+++ Material for this task +++
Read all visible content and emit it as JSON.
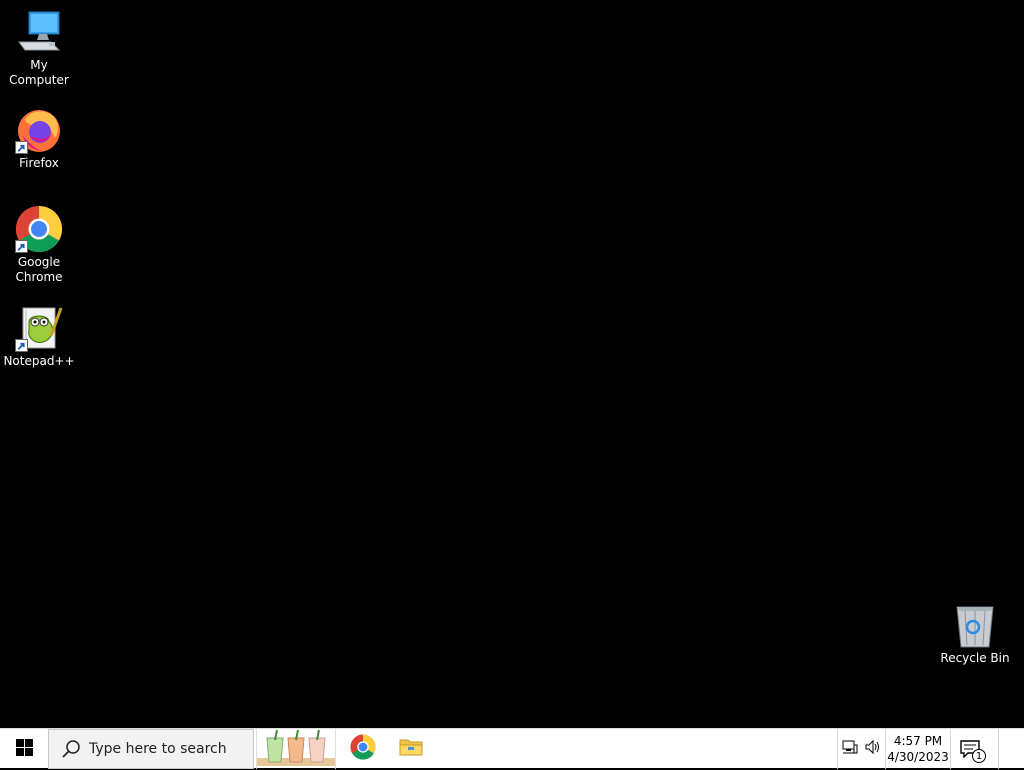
{
  "desktop": {
    "icons": [
      {
        "label": "My Computer",
        "icon": "computer-icon",
        "shortcut": false
      },
      {
        "label": "Firefox",
        "icon": "firefox-icon",
        "shortcut": true
      },
      {
        "label": "Google Chrome",
        "icon": "chrome-icon",
        "shortcut": true
      },
      {
        "label": "Notepad++",
        "icon": "notepadpp-icon",
        "shortcut": true
      },
      {
        "label": "Recycle Bin",
        "icon": "recycle-bin-icon",
        "shortcut": false
      }
    ],
    "background": "#000000"
  },
  "taskbar": {
    "start_icon": "windows-logo-icon",
    "search_placeholder": "Type here to search",
    "pinned": [
      {
        "icon": "bubble-tea-icon"
      },
      {
        "icon": "chrome-icon"
      },
      {
        "icon": "file-explorer-icon"
      }
    ],
    "tray": {
      "network_icon": "network-icon",
      "volume_icon": "volume-icon",
      "time": "4:57 PM",
      "date": "4/30/2023",
      "notifications_count": "1"
    }
  }
}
+++
● **Task to complete**
Please repeat the entries exactly. Do not include the pictures.

● **Answer to the task**
Read all visible content and emit it as JSON.
{
  "desktop": {
    "icons": [
      {
        "label": "My Computer",
        "icon": "computer-icon",
        "shortcut": false
      },
      {
        "label": "Firefox",
        "icon": "firefox-icon",
        "shortcut": true
      },
      {
        "label": "Google Chrome",
        "icon": "chrome-icon",
        "shortcut": true
      },
      {
        "label": "Notepad++",
        "icon": "notepadpp-icon",
        "shortcut": true
      },
      {
        "label": "Recycle Bin",
        "icon": "recycle-bin-icon",
        "shortcut": false
      }
    ],
    "background": "#000000"
  },
  "taskbar": {
    "start_icon": "windows-logo-icon",
    "search_placeholder": "Type here to search",
    "pinned": [
      {
        "icon": "bubble-tea-icon"
      },
      {
        "icon": "chrome-icon"
      },
      {
        "icon": "file-explorer-icon"
      }
    ],
    "tray": {
      "network_icon": "network-icon",
      "volume_icon": "volume-icon",
      "time": "4:57 PM",
      "date": "4/30/2023",
      "notifications_count": "1"
    }
  }
}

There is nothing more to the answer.